(Collected data)
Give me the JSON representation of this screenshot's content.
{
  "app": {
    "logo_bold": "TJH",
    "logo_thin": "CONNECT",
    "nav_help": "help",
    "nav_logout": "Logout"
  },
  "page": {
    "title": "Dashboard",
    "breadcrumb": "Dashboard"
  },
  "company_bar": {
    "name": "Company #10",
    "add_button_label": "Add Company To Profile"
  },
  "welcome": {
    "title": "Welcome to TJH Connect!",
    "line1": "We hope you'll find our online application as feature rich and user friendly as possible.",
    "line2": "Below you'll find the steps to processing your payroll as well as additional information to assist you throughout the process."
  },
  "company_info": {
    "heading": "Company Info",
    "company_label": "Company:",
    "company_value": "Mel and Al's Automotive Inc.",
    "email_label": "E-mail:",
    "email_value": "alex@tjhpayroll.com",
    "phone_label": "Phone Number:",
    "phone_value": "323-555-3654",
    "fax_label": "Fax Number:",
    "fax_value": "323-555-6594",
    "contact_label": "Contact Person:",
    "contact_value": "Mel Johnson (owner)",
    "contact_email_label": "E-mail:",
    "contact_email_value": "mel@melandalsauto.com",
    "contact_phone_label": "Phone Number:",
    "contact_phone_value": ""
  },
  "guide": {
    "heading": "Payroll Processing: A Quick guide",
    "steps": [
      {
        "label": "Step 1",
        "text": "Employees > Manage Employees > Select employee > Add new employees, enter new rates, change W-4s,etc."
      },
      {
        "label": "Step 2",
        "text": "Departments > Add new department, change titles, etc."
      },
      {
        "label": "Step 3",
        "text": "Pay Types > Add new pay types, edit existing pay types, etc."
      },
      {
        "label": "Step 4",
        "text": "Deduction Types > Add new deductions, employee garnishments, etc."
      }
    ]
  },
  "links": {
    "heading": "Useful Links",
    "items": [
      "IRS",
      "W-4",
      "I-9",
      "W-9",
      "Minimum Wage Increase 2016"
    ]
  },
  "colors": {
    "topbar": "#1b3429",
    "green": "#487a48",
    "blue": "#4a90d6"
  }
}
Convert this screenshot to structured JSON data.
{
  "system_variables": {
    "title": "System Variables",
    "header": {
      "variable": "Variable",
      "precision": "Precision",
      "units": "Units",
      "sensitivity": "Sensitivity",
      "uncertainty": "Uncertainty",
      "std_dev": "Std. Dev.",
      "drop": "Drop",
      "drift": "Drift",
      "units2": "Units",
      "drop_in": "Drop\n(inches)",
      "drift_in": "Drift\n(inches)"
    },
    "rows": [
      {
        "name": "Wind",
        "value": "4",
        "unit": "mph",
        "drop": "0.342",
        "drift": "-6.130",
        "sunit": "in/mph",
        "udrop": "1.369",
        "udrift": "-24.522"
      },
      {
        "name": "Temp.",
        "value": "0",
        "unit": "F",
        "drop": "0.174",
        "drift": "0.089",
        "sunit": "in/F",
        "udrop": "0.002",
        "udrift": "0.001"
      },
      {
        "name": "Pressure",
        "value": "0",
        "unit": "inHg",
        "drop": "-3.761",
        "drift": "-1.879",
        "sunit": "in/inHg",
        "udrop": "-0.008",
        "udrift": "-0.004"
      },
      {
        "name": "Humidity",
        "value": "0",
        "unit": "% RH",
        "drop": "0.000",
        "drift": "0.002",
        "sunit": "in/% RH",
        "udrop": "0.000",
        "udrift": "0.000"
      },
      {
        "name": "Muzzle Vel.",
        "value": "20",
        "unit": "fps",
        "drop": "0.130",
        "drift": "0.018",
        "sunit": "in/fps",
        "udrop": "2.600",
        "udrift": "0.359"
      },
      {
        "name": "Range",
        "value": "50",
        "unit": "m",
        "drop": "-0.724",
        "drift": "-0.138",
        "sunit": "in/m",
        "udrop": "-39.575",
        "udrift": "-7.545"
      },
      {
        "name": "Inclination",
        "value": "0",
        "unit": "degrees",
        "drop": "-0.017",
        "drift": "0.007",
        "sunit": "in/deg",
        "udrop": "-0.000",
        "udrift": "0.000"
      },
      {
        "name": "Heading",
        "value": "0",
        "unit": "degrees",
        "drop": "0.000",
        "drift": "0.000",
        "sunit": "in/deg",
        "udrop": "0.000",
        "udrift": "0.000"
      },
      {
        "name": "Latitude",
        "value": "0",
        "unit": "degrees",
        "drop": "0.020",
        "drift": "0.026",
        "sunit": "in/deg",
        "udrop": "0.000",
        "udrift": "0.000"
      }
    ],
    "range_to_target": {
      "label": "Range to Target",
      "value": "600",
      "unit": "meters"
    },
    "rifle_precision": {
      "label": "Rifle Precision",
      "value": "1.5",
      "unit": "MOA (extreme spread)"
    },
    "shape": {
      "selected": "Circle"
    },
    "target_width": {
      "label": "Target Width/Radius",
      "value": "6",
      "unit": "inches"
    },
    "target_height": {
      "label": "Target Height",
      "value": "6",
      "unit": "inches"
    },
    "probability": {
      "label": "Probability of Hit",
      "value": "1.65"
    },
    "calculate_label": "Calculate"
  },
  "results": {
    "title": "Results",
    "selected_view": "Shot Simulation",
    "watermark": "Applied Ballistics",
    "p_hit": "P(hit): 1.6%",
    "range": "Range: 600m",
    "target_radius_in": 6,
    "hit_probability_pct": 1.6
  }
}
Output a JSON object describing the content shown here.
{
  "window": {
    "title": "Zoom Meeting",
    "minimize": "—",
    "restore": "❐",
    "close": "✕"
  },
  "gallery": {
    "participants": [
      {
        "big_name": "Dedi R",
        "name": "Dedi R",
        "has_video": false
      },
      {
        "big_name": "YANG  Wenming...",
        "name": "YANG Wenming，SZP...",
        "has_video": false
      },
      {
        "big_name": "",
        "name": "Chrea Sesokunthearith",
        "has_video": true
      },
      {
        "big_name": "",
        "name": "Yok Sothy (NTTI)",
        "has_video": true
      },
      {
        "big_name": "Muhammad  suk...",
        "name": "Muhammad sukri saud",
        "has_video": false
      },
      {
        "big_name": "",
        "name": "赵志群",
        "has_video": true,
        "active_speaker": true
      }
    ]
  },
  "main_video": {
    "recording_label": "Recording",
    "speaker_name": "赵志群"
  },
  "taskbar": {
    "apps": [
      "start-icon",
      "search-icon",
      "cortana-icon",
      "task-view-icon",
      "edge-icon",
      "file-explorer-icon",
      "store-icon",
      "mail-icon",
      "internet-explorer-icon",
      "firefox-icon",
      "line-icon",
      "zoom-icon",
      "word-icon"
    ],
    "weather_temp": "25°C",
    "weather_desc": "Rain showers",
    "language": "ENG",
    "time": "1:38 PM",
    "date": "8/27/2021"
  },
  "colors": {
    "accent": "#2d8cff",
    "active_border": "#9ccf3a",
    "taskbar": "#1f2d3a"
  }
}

§ **Job**
The answer consists only of the lines from the one containing "Output a JSON" to the end of the records, each written out exactly.

§ **Response**
Output a JSON object describing the content shown here.
{
  "window": {
    "title": "Zoom Meeting",
    "minimize": "—",
    "restore": "❐",
    "close": "✕"
  },
  "gallery": {
    "participants": [
      {
        "big_name": "Dedi R",
        "name": "Dedi R",
        "has_video": false
      },
      {
        "big_name": "YANG  Wenming...",
        "name": "YANG Wenming，SZP...",
        "has_video": false
      },
      {
        "big_name": "",
        "name": "Chrea Sesokunthearith",
        "has_video": true
      },
      {
        "big_name": "",
        "name": "Yok Sothy (NTTI)",
        "has_video": true
      },
      {
        "big_name": "Muhammad  suk...",
        "name": "Muhammad sukri saud",
        "has_video": false
      },
      {
        "big_name": "",
        "name": "赵志群",
        "has_video": true,
        "active_speaker": true
      }
    ]
  },
  "main_video": {
    "recording_label": "Recording",
    "speaker_name": "赵志群"
  },
  "taskbar": {
    "apps": [
      "start-icon",
      "search-icon",
      "cortana-icon",
      "task-view-icon",
      "edge-icon",
      "file-explorer-icon",
      "store-icon",
      "mail-icon",
      "internet-explorer-icon",
      "firefox-icon",
      "line-icon",
      "zoom-icon",
      "word-icon"
    ],
    "weather_temp": "25°C",
    "weather_desc": "Rain showers",
    "language": "ENG",
    "time": "1:38 PM",
    "date": "8/27/2021"
  },
  "colors": {
    "accent": "#2d8cff",
    "active_border": "#9ccf3a",
    "taskbar": "#1f2d3a"
  }
}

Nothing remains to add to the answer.